■ **Prompt**
Copy every line of the material below word for word.

■ **Extracted data entries**
▬▬▬

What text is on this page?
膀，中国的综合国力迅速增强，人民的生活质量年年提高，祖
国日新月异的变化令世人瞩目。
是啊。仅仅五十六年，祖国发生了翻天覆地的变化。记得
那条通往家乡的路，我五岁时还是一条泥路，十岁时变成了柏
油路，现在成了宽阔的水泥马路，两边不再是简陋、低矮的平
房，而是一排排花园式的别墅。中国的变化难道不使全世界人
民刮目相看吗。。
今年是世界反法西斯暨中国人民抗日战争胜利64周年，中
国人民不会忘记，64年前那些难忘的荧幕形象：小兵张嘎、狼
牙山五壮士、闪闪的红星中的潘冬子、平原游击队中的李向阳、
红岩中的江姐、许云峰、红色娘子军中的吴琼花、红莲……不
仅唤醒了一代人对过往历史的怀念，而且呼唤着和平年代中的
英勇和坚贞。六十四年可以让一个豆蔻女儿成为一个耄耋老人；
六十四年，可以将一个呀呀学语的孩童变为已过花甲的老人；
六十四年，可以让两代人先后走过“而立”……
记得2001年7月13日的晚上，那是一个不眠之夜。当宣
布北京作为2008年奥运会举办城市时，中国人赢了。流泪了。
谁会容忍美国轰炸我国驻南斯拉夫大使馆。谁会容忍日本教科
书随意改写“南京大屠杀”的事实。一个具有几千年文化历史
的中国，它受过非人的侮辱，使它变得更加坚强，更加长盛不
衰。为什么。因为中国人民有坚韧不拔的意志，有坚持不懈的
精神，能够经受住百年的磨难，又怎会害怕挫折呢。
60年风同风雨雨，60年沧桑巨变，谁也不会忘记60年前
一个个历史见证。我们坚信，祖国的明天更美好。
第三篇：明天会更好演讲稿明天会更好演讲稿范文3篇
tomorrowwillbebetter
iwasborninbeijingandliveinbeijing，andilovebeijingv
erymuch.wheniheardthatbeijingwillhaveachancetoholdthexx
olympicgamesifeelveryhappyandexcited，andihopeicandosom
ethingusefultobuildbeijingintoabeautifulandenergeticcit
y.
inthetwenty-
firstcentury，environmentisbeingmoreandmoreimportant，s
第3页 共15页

▬▬▬

■ **Output of the task**
What text is on this page?
膀，中国的综合国力迅速增强，人民的生活质量年年提高，祖
国日新月异的变化令世人瞩目。
是啊。仅仅五十六年，祖国发生了翻天覆地的变化。记得
那条通往家乡的路，我五岁时还是一条泥路，十岁时变成了柏
油路，现在成了宽阔的水泥马路，两边不再是简陋、低矮的平
房，而是一排排花园式的别墅。中国的变化难道不使全世界人
民刮目相看吗。。
今年是世界反法西斯暨中国人民抗日战争胜利64周年，中
国人民不会忘记，64年前那些难忘的荧幕形象：小兵张嘎、狼
牙山五壮士、闪闪的红星中的潘冬子、平原游击队中的李向阳、
红岩中的江姐、许云峰、红色娘子军中的吴琼花、红莲……不
仅唤醒了一代人对过往历史的怀念，而且呼唤着和平年代中的
英勇和坚贞。六十四年可以让一个豆蔻女儿成为一个耄耋老人；
六十四年，可以将一个呀呀学语的孩童变为已过花甲的老人；
六十四年，可以让两代人先后走过“而立”……
记得2001年7月13日的晚上，那是一个不眠之夜。当宣
布北京作为2008年奥运会举办城市时，中国人赢了。流泪了。
谁会容忍美国轰炸我国驻南斯拉夫大使馆。谁会容忍日本教科
书随意改写“南京大屠杀”的事实。一个具有几千年文化历史
的中国，它受过非人的侮辱，使它变得更加坚强，更加长盛不
衰。为什么。因为中国人民有坚韧不拔的意志，有坚持不懈的
精神，能够经受住百年的磨难，又怎会害怕挫折呢。
60年风同风雨雨，60年沧桑巨变，谁也不会忘记60年前
一个个历史见证。我们坚信，祖国的明天更美好。
第三篇：明天会更好演讲稿明天会更好演讲稿范文3篇
tomorrowwillbebetter
iwasborninbeijingandliveinbeijing，andilovebeijingv
erymuch.wheniheardthatbeijingwillhaveachancetoholdthexx
olympicgamesifeelveryhappyandexcited，andihopeicandosom
ethingusefultobuildbeijingintoabeautifulandenergeticcit
y.
inthetwenty-
firstcentury，environmentisbeingmoreandmoreimportant，s
第3页 共15页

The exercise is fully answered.